▸ Your goal: Below is a listing. Gather each line of it that contains "document".

--- start of Supplied entries ---

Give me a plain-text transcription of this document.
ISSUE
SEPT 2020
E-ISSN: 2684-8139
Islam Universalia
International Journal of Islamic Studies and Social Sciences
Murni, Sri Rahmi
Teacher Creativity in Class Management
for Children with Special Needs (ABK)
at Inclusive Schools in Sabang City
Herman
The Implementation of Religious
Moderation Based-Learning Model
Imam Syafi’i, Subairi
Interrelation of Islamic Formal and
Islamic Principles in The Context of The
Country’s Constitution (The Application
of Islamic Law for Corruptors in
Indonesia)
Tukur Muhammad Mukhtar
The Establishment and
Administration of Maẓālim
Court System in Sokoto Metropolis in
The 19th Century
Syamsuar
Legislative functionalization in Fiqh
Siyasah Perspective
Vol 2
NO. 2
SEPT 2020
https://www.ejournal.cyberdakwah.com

--- end of Supplied entries ---
--- start of Supplied entries ---

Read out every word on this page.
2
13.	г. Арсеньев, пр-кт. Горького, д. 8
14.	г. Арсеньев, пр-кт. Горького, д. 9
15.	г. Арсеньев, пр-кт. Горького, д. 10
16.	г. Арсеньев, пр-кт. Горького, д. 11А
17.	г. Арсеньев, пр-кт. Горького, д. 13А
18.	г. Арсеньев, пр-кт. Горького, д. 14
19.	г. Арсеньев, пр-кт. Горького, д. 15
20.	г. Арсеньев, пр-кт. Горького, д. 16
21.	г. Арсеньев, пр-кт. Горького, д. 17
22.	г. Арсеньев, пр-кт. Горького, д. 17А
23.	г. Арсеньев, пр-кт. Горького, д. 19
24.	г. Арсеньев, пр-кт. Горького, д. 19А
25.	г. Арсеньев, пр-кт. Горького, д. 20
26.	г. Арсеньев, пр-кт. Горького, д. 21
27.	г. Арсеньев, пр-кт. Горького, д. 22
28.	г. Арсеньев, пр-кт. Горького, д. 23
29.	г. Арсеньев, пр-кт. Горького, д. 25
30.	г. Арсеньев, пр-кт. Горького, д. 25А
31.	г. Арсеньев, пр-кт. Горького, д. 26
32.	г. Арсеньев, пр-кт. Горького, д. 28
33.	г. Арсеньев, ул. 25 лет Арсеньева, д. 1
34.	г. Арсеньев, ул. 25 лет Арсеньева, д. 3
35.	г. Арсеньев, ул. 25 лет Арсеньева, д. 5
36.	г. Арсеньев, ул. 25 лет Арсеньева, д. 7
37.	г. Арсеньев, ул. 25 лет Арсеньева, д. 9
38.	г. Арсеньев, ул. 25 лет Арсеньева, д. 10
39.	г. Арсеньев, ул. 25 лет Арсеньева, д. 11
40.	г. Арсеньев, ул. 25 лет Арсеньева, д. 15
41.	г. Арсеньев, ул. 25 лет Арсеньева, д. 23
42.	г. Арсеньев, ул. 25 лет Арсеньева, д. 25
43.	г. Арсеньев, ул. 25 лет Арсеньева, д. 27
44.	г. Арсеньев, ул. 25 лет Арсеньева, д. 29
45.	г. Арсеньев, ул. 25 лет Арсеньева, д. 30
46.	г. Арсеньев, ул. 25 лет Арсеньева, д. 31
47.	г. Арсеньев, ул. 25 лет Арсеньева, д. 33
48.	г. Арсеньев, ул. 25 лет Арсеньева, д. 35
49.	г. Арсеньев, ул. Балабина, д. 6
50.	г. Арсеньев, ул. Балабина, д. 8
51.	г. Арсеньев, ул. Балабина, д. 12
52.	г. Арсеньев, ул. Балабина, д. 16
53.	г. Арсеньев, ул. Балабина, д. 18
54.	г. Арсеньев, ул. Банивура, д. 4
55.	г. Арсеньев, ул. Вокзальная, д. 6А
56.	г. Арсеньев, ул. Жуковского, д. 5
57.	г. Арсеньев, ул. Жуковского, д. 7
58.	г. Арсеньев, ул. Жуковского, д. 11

--- end of Supplied entries ---
--- start of Supplied entries ---

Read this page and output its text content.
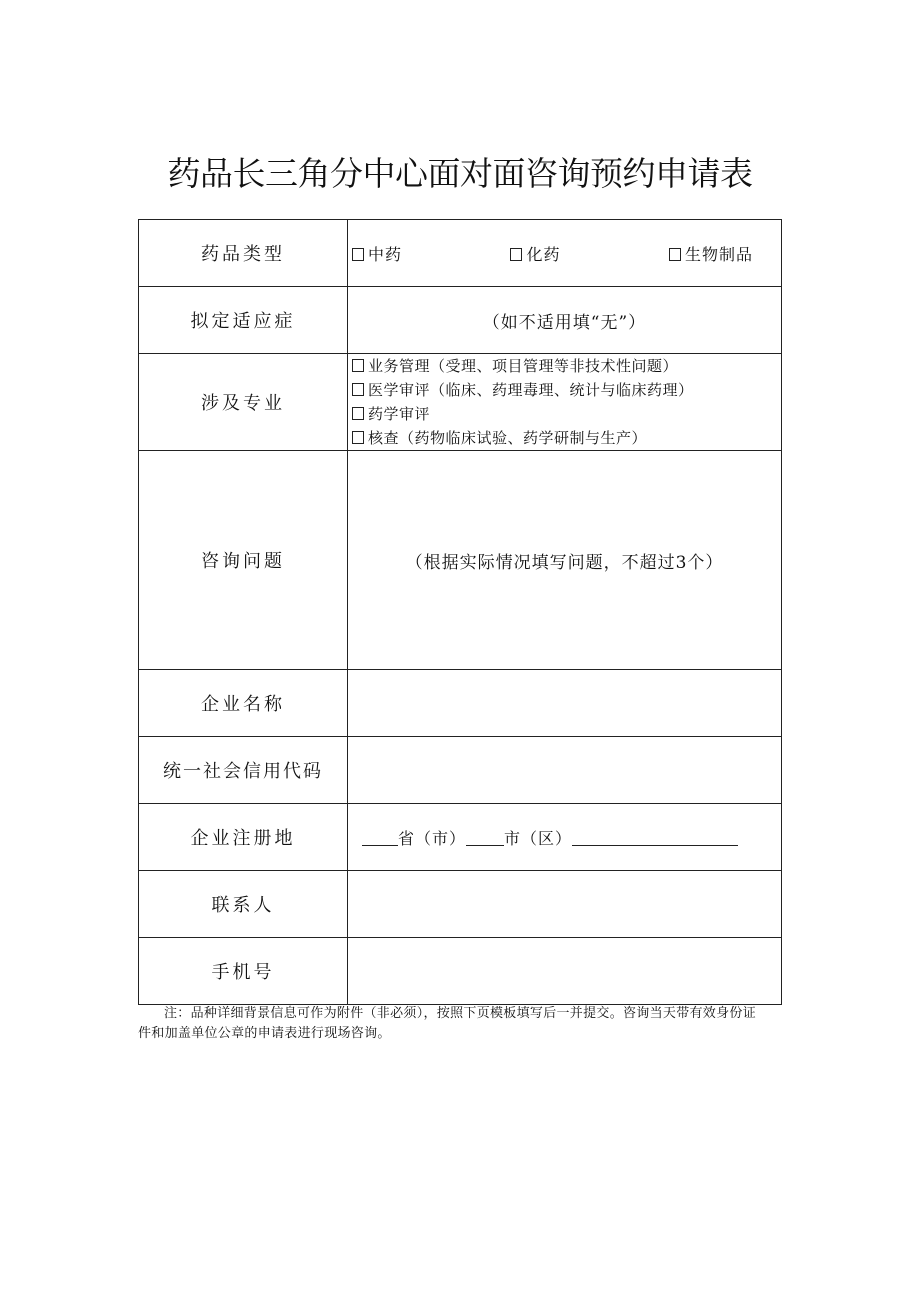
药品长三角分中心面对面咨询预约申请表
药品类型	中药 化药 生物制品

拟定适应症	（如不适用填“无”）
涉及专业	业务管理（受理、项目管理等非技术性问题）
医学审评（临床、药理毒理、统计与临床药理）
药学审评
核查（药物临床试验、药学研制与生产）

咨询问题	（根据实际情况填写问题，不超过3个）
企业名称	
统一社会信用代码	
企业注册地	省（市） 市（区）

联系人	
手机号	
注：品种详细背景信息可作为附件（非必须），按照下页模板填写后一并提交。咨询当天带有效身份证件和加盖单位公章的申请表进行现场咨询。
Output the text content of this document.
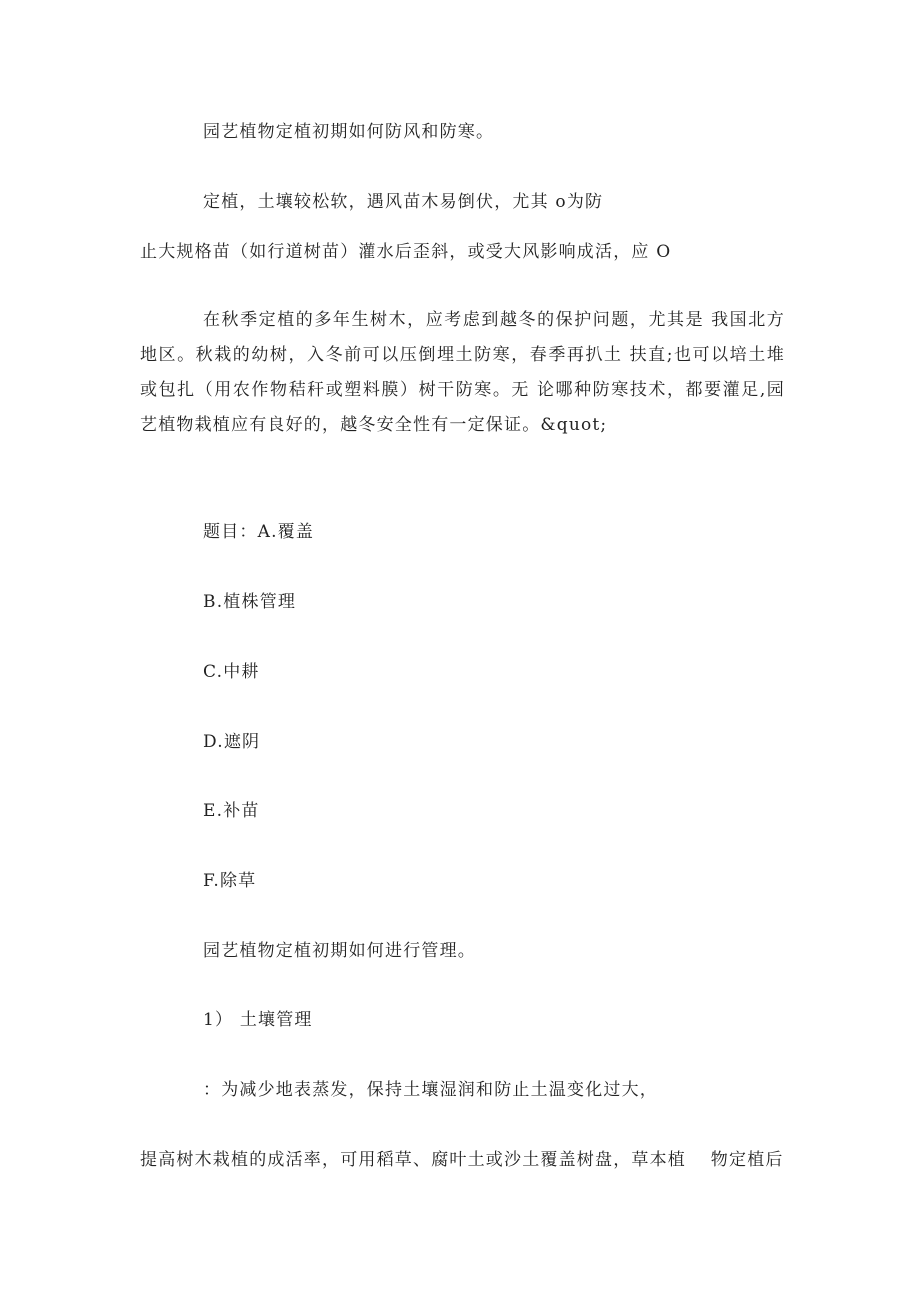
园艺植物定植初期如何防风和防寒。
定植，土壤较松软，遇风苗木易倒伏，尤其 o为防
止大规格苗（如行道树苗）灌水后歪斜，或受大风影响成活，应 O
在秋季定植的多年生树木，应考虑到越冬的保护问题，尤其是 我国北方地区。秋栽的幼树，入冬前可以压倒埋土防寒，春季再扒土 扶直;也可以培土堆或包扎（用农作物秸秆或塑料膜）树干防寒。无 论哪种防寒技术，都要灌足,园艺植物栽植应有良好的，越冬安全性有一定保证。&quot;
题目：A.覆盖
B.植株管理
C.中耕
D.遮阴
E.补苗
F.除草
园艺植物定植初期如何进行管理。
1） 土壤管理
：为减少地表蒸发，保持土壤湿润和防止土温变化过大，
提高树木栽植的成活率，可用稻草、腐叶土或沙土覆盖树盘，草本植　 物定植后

--- end of Supplied entries ---

▸ Result for this exercise:
Give me a plain-text transcription of this document.
Output the text content of this document.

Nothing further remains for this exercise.